= WRITTEN TASK =
What lines of the data hold the string "Dollar"? Pull each one out.

— Begin —

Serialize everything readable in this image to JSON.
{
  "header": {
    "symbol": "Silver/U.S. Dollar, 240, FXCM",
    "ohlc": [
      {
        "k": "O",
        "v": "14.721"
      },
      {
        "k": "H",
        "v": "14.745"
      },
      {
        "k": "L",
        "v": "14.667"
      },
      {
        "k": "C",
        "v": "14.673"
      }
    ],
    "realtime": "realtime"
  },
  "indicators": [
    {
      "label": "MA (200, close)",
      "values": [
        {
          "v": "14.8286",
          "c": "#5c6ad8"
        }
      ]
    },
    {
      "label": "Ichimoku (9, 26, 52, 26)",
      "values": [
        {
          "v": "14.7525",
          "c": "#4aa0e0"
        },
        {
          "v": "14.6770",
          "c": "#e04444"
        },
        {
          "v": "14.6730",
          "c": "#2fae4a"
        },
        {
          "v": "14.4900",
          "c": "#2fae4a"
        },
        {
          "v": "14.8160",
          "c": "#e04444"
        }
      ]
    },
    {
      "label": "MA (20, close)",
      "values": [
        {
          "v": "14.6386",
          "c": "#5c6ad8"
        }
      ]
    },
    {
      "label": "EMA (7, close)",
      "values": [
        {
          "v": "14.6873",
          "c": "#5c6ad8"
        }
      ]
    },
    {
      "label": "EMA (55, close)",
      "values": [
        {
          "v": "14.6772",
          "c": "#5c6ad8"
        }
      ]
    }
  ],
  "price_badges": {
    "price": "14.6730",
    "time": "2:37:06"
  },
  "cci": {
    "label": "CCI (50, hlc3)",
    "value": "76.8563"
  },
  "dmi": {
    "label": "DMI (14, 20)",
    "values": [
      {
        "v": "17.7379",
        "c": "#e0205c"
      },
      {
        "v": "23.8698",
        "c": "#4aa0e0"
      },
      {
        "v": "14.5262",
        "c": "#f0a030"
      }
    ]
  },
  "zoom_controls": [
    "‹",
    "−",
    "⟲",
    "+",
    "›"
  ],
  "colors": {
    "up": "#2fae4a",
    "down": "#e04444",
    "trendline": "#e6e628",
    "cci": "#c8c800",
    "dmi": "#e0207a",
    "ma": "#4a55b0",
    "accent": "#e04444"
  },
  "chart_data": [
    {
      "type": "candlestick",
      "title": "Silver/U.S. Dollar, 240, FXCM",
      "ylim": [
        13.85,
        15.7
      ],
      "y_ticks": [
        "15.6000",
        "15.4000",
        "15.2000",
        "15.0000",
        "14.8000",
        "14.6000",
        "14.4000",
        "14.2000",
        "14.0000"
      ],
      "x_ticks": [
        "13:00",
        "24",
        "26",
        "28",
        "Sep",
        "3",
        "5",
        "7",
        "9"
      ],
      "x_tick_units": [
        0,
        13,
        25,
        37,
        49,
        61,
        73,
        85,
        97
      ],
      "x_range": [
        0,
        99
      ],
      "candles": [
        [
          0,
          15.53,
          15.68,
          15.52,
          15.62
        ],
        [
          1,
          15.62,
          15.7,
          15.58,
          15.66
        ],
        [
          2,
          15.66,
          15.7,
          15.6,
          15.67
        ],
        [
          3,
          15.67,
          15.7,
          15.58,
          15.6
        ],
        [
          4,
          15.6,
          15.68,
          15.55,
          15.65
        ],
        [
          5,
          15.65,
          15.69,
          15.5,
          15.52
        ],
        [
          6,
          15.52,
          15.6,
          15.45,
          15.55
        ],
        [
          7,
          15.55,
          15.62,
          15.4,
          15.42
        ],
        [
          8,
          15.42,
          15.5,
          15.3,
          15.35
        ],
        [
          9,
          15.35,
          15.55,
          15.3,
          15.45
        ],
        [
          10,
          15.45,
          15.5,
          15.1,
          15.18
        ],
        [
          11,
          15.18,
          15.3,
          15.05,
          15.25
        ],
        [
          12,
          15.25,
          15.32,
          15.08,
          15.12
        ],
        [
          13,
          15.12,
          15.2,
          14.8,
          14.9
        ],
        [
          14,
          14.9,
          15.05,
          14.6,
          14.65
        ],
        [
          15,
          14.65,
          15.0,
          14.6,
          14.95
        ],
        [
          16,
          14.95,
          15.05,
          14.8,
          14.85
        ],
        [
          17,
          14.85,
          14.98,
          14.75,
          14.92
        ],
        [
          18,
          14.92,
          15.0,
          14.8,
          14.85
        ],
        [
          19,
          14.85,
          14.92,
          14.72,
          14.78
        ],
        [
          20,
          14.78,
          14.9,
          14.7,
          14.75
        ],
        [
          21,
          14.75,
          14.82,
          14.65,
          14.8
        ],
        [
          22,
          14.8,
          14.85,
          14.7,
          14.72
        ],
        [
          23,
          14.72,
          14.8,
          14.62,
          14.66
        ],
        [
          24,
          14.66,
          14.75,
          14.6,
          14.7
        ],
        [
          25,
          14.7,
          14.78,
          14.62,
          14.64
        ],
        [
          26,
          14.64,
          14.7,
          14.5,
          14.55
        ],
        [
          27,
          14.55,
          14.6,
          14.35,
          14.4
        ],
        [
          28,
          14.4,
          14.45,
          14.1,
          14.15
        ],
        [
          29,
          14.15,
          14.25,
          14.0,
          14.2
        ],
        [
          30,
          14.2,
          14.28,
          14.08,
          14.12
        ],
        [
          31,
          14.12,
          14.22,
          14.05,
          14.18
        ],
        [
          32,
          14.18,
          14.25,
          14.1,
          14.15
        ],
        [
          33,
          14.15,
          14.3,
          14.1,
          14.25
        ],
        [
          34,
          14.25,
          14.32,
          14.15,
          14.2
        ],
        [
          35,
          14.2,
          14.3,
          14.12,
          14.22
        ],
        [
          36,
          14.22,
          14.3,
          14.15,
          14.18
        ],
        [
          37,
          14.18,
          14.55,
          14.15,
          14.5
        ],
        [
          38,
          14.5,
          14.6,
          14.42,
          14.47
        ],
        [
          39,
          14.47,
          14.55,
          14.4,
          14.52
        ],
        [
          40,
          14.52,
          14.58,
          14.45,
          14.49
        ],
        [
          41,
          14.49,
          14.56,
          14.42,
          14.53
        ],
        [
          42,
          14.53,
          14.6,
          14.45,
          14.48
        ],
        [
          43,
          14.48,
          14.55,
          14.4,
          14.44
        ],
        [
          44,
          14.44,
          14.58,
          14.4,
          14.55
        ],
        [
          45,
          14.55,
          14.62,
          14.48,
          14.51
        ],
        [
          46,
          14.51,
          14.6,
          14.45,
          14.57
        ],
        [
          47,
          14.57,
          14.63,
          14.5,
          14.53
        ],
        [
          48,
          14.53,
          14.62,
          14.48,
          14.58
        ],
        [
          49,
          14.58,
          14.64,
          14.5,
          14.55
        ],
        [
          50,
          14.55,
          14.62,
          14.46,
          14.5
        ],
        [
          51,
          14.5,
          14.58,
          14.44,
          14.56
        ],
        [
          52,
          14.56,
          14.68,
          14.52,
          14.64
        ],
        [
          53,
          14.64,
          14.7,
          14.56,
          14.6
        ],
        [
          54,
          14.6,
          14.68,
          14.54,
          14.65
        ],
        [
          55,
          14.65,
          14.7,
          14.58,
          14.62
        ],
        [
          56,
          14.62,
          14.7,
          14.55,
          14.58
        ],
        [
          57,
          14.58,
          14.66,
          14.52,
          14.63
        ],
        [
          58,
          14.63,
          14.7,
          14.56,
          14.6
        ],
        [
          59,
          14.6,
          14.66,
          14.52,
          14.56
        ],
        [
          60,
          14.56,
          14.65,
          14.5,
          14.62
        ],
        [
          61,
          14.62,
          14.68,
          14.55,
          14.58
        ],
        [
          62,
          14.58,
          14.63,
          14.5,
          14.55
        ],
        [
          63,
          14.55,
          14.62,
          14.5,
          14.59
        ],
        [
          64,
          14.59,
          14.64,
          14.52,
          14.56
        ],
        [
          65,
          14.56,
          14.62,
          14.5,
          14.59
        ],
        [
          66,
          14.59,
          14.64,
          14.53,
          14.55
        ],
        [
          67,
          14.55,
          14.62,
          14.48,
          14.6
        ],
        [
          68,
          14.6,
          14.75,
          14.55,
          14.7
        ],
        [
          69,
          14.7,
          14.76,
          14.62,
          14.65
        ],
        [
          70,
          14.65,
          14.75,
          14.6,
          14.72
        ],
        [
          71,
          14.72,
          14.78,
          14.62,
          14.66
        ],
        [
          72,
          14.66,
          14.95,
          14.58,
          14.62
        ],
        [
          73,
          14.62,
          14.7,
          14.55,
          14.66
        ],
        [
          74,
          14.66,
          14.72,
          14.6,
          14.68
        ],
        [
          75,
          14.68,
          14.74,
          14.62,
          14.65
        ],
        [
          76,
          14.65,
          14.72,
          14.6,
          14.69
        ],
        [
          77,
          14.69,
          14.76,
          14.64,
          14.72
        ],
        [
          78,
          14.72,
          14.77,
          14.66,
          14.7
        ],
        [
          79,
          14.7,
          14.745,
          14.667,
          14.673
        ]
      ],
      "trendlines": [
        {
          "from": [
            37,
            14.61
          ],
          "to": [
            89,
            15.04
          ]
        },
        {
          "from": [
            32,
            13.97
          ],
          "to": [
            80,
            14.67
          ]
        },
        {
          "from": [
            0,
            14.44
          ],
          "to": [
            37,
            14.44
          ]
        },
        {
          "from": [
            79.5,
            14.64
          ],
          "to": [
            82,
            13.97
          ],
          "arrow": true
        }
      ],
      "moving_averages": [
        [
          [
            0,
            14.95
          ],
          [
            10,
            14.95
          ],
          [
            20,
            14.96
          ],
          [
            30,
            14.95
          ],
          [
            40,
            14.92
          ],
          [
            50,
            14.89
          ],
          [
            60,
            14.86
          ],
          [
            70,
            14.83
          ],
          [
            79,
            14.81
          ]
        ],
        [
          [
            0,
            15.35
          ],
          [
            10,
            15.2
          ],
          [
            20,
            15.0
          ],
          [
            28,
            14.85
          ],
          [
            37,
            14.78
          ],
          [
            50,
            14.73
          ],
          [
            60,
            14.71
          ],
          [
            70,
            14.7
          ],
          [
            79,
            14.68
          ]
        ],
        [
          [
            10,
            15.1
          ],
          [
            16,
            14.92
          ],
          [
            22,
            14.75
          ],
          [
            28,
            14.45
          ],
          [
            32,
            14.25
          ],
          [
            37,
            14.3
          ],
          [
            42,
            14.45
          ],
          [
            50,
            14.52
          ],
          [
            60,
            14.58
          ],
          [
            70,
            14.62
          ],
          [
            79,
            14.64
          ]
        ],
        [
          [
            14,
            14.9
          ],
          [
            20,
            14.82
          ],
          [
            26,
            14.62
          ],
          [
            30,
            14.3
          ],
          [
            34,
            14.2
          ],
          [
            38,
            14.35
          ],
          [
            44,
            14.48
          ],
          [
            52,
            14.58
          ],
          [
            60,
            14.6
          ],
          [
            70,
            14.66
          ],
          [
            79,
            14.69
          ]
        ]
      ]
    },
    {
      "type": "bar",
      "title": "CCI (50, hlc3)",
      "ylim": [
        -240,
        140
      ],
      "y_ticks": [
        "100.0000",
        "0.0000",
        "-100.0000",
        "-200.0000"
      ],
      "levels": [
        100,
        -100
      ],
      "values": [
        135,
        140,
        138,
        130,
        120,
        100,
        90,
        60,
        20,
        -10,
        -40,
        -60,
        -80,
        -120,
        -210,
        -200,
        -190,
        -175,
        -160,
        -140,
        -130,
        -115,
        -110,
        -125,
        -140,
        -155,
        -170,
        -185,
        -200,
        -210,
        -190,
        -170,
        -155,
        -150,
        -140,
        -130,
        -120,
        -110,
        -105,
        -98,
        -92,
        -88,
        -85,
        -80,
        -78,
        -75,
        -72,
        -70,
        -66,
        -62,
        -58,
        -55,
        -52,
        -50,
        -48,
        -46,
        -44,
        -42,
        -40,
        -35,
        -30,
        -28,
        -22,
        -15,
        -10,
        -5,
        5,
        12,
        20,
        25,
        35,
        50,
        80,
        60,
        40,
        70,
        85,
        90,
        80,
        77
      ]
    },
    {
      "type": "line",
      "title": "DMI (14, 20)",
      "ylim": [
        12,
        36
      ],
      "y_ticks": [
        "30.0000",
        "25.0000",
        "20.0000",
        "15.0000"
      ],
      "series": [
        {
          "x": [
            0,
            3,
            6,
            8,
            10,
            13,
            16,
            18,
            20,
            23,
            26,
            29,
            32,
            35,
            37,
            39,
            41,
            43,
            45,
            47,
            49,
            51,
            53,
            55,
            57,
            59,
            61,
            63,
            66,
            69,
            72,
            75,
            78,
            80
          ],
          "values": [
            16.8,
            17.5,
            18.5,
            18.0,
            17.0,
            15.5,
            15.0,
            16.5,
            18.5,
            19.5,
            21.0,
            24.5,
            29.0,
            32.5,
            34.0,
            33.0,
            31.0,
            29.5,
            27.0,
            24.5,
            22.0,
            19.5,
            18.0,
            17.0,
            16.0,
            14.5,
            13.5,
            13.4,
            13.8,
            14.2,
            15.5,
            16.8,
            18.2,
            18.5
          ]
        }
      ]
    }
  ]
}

— End —

= FULL SOLUTION =
    "symbol": "Silver/U.S. Dollar, 240, FXCM",
      "title": "Silver/U.S. Dollar, 240, FXCM",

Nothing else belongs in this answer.